Work instruction: Set down a faithful copy of every record, and skip the pictures in it.
BEGIN Records for this exercise
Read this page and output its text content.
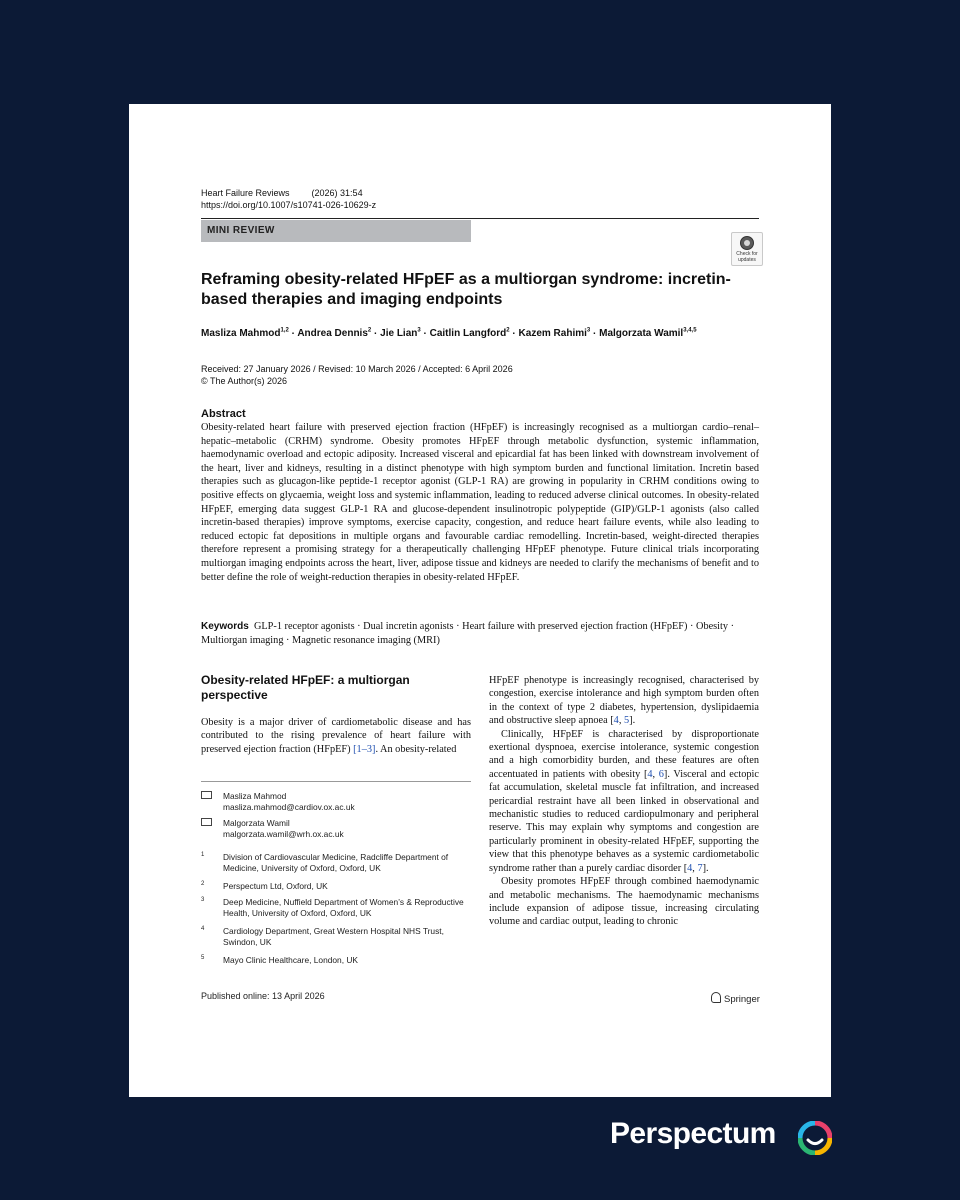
Heart Failure Reviews (2026) 31:54
https://doi.org/10.1007/s10741-026-10629-z
MINI REVIEW
Check for
updates
Reframing obesity-related HFpEF as a multiorgan syndrome: incretin-based therapies and imaging endpoints
Masliza Mahmod$^{1,2}$ · Andrea Dennis$^2$ · Jie Lian$^3$ · Caitlin Langford$^2$ · Kazem Rahimi$^3$ · Malgorzata Wamil$^{3,4,5}$
Received: 27 January 2026 / Revised: 10 March 2026 / Accepted: 6 April 2026
© The Author(s) 2026
Abstract

Obesity-related heart failure with preserved ejection fraction (HFpEF) is increasingly recognised as a multiorgan cardio–renal–hepatic–metabolic (CRHM) syndrome. Obesity promotes HFpEF through metabolic dysfunction, systemic inflammation, haemodynamic overload and ectopic adiposity. Increased visceral and epicardial fat has been linked with downstream involvement of the heart, liver and kidneys, resulting in a distinct phenotype with high symptom burden and functional limitation. Incretin based therapies such as glucagon-like peptide-1 receptor agonist (GLP-1 RA) are growing in popularity in CRHM conditions owing to positive effects on glycaemia, weight loss and systemic inflammation, leading to reduced adverse clinical outcomes. In obesity-related HFpEF, emerging data suggest GLP-1 RA and glucose-dependent insulinotropic polypeptide (GIP)/GLP-1 agonists (also called incretin-based therapies) improve symptoms, exercise capacity, congestion, and reduce heart failure events, while also leading to reduced ectopic fat depositions in multiple organs and favourable cardiac remodelling. Incretin-based, weight-directed therapies therefore represent a promising strategy for a therapeutically challenging HFpEF phenotype. Future clinical trials incorporating multiorgan imaging endpoints across the heart, liver, adipose tissue and kidneys are needed to clarify the mechanisms of benefit and to better define the role of weight-reduction therapies in obesity-related HFpEF.

Keywords GLP-1 receptor agonists · Dual incretin agonists · Heart failure with preserved ejection fraction (HFpEF) · Obesity · Multiorgan imaging · Magnetic resonance imaging (MRI)

Obesity-related HFpEF: a multiorgan perspective

Obesity is a major driver of cardiometabolic disease and has contributed to the rising prevalence of heart failure with preserved ejection fraction (HFpEF) [1–3]. An obesity-related

Masliza Mahmod
masliza.mahmod@cardiov.ox.ac.uk
Malgorzata Wamil
malgorzata.wamil@wrh.ox.ac.uk
1 Division of Cardiovascular Medicine, Radcliffe Department of Medicine, University of Oxford, Oxford, UK
2 Perspectum Ltd, Oxford, UK
3 Deep Medicine, Nuffield Department of Women’s & Reproductive Health, University of Oxford, Oxford, UK
4 Cardiology Department, Great Western Hospital NHS Trust, Swindon, UK
5 Mayo Clinic Healthcare, London, UK

HFpEF phenotype is increasingly recognised, characterised by congestion, exercise intolerance and high symptom burden often in the context of type 2 diabetes, hypertension, dyslipidaemia and obstructive sleep apnoea [4, 5].

Clinically, HFpEF is characterised by disproportionate exertional dyspnoea, exercise intolerance, systemic congestion and a high comorbidity burden, and these features are often accentuated in patients with obesity [4, 6]. Visceral and ectopic fat accumulation, skeletal muscle fat infiltration, and increased pericardial restraint have all been linked in observational and mechanistic studies to reduced cardiopulmonary and peripheral reserve. This may explain why symptoms and congestion are particularly prominent in obesity-related HFpEF, supporting the view that this phenotype behaves as a systemic cardiometabolic syndrome rather than a purely cardiac disorder [4, 7].

Obesity promotes HFpEF through combined haemodynamic and metabolic mechanisms. The haemodynamic mechanisms include expansion of adipose tissue, increasing circulating volume and cardiac output, leading to chronic

Published online: 13 April 2026	Springer
Perspectum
END Records for this exercise
Problem solution:
Read this page and output its text content.
Heart Failure Reviews (2026) 31:54
https://doi.org/10.1007/s10741-026-10629-z
MINI REVIEW
Check for
updates
Reframing obesity-related HFpEF as a multiorgan syndrome: incretin-based therapies and imaging endpoints
Masliza Mahmod$^{1,2}$ · Andrea Dennis$^2$ · Jie Lian$^3$ · Caitlin Langford$^2$ · Kazem Rahimi$^3$ · Malgorzata Wamil$^{3,4,5}$
Received: 27 January 2026 / Revised: 10 March 2026 / Accepted: 6 April 2026
© The Author(s) 2026
Abstract

Obesity-related heart failure with preserved ejection fraction (HFpEF) is increasingly recognised as a multiorgan cardio–renal–hepatic–metabolic (CRHM) syndrome. Obesity promotes HFpEF through metabolic dysfunction, systemic inflammation, haemodynamic overload and ectopic adiposity. Increased visceral and epicardial fat has been linked with downstream involvement of the heart, liver and kidneys, resulting in a distinct phenotype with high symptom burden and functional limitation. Incretin based therapies such as glucagon-like peptide-1 receptor agonist (GLP-1 RA) are growing in popularity in CRHM conditions owing to positive effects on glycaemia, weight loss and systemic inflammation, leading to reduced adverse clinical outcomes. In obesity-related HFpEF, emerging data suggest GLP-1 RA and glucose-dependent insulinotropic polypeptide (GIP)/GLP-1 agonists (also called incretin-based therapies) improve symptoms, exercise capacity, congestion, and reduce heart failure events, while also leading to reduced ectopic fat depositions in multiple organs and favourable cardiac remodelling. Incretin-based, weight-directed therapies therefore represent a promising strategy for a therapeutically challenging HFpEF phenotype. Future clinical trials incorporating multiorgan imaging endpoints across the heart, liver, adipose tissue and kidneys are needed to clarify the mechanisms of benefit and to better define the role of weight-reduction therapies in obesity-related HFpEF.

Keywords GLP-1 receptor agonists · Dual incretin agonists · Heart failure with preserved ejection fraction (HFpEF) · Obesity · Multiorgan imaging · Magnetic resonance imaging (MRI)

Obesity-related HFpEF: a multiorgan perspective

Obesity is a major driver of cardiometabolic disease and has contributed to the rising prevalence of heart failure with preserved ejection fraction (HFpEF) [1–3]. An obesity-related

Masliza Mahmod
masliza.mahmod@cardiov.ox.ac.uk
Malgorzata Wamil
malgorzata.wamil@wrh.ox.ac.uk
1 Division of Cardiovascular Medicine, Radcliffe Department of Medicine, University of Oxford, Oxford, UK
2 Perspectum Ltd, Oxford, UK
3 Deep Medicine, Nuffield Department of Women’s & Reproductive Health, University of Oxford, Oxford, UK
4 Cardiology Department, Great Western Hospital NHS Trust, Swindon, UK
5 Mayo Clinic Healthcare, London, UK

HFpEF phenotype is increasingly recognised, characterised by congestion, exercise intolerance and high symptom burden often in the context of type 2 diabetes, hypertension, dyslipidaemia and obstructive sleep apnoea [4, 5].

Clinically, HFpEF is characterised by disproportionate exertional dyspnoea, exercise intolerance, systemic congestion and a high comorbidity burden, and these features are often accentuated in patients with obesity [4, 6]. Visceral and ectopic fat accumulation, skeletal muscle fat infiltration, and increased pericardial restraint have all been linked in observational and mechanistic studies to reduced cardiopulmonary and peripheral reserve. This may explain why symptoms and congestion are particularly prominent in obesity-related HFpEF, supporting the view that this phenotype behaves as a systemic cardiometabolic syndrome rather than a purely cardiac disorder [4, 7].

Obesity promotes HFpEF through combined haemodynamic and metabolic mechanisms. The haemodynamic mechanisms include expansion of adipose tissue, increasing circulating volume and cardiac output, leading to chronic

Published online: 13 April 2026	Springer
Perspectum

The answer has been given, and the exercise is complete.